[Document page data]

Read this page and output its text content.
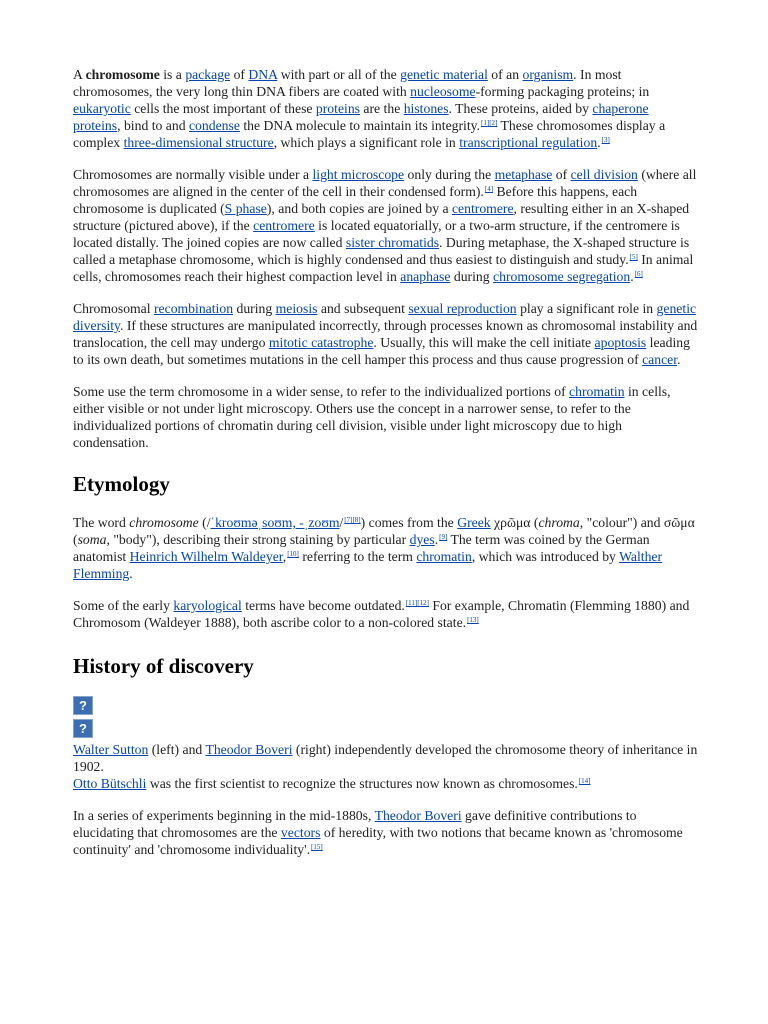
A chromosome is a package of DNA with part or all of the genetic material of an organism. In most chromosomes, the very long thin DNA fibers are coated with nucleosome-forming packaging proteins; in eukaryotic cells the most important of these proteins are the histones. These proteins, aided by chaperone proteins, bind to and condense the DNA molecule to maintain its integrity.[1][2] These chromosomes display a complex three-dimensional structure, which plays a significant role in transcriptional regulation.[3]

Chromosomes are normally visible under a light microscope only during the metaphase of cell division (where all chromosomes are aligned in the center of the cell in their condensed form).[4] Before this happens, each chromosome is duplicated (S phase), and both copies are joined by a centromere, resulting either in an X-shaped structure (pictured above), if the centromere is located equatorially, or a two-arm structure, if the centromere is located distally. The joined copies are now called sister chromatids. During metaphase, the X-shaped structure is called a metaphase chromosome, which is highly condensed and thus easiest to distinguish and study.[5] In animal cells, chromosomes reach their highest compaction level in anaphase during chromosome segregation.[6]

Chromosomal recombination during meiosis and subsequent sexual reproduction play a significant role in genetic diversity. If these structures are manipulated incorrectly, through processes known as chromosomal instability and translocation, the cell may undergo mitotic catastrophe. Usually, this will make the cell initiate apoptosis leading to its own death, but sometimes mutations in the cell hamper this process and thus cause progression of cancer.

Some use the term chromosome in a wider sense, to refer to the individualized portions of chromatin in cells, either visible or not under light microscopy. Others use the concept in a narrower sense, to refer to the individualized portions of chromatin during cell division, visible under light microscopy due to high condensation.

Etymology

The word chromosome (/ˈkroʊməˌsoʊm, -ˌzoʊm/[7][8]) comes from the Greek χρῶμα (chroma, "colour") and σῶμα (soma, "body"), describing their strong staining by particular dyes.[9] The term was coined by the German anatomist Heinrich Wilhelm Waldeyer,[10] referring to the term chromatin, which was introduced by Walther Flemming.

Some of the early karyological terms have become outdated.[11][12] For example, Chromatin (Flemming 1880) and Chromosom (Waldeyer 1888), both ascribe color to a non-colored state.[13]

History of discovery
?
?

Walter Sutton (left) and Theodor Boveri (right) independently developed the chromosome theory of inheritance in 1902.
Otto Bütschli was the first scientist to recognize the structures now known as chromosomes.[14]

In a series of experiments beginning in the mid-1880s, Theodor Boveri gave definitive contributions to elucidating that chromosomes are the vectors of heredity, with two notions that became known as 'chromosome continuity' and 'chromosome individuality'.[15]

**WORK INSTRUCTIONS**
Write out the records once more, word for word, though without the pictures they contain.

**RESPONSE TO THE TASK**
Read this page and output its text content.
A chromosome is a package of DNA with part or all of the genetic material of an organism. In most chromosomes, the very long thin DNA fibers are coated with nucleosome-forming packaging proteins; in eukaryotic cells the most important of these proteins are the histones. These proteins, aided by chaperone proteins, bind to and condense the DNA molecule to maintain its integrity.[1][2] These chromosomes display a complex three-dimensional structure, which plays a significant role in transcriptional regulation.[3]

Chromosomes are normally visible under a light microscope only during the metaphase of cell division (where all chromosomes are aligned in the center of the cell in their condensed form).[4] Before this happens, each chromosome is duplicated (S phase), and both copies are joined by a centromere, resulting either in an X-shaped structure (pictured above), if the centromere is located equatorially, or a two-arm structure, if the centromere is located distally. The joined copies are now called sister chromatids. During metaphase, the X-shaped structure is called a metaphase chromosome, which is highly condensed and thus easiest to distinguish and study.[5] In animal cells, chromosomes reach their highest compaction level in anaphase during chromosome segregation.[6]

Chromosomal recombination during meiosis and subsequent sexual reproduction play a significant role in genetic diversity. If these structures are manipulated incorrectly, through processes known as chromosomal instability and translocation, the cell may undergo mitotic catastrophe. Usually, this will make the cell initiate apoptosis leading to its own death, but sometimes mutations in the cell hamper this process and thus cause progression of cancer.

Some use the term chromosome in a wider sense, to refer to the individualized portions of chromatin in cells, either visible or not under light microscopy. Others use the concept in a narrower sense, to refer to the individualized portions of chromatin during cell division, visible under light microscopy due to high condensation.

Etymology

The word chromosome (/ˈkroʊməˌsoʊm, -ˌzoʊm/[7][8]) comes from the Greek χρῶμα (chroma, "colour") and σῶμα (soma, "body"), describing their strong staining by particular dyes.[9] The term was coined by the German anatomist Heinrich Wilhelm Waldeyer,[10] referring to the term chromatin, which was introduced by Walther Flemming.

Some of the early karyological terms have become outdated.[11][12] For example, Chromatin (Flemming 1880) and Chromosom (Waldeyer 1888), both ascribe color to a non-colored state.[13]

History of discovery
?
?

Walter Sutton (left) and Theodor Boveri (right) independently developed the chromosome theory of inheritance in 1902.
Otto Bütschli was the first scientist to recognize the structures now known as chromosomes.[14]

In a series of experiments beginning in the mid-1880s, Theodor Boveri gave definitive contributions to elucidating that chromosomes are the vectors of heredity, with two notions that became known as 'chromosome continuity' and 'chromosome individuality'.[15]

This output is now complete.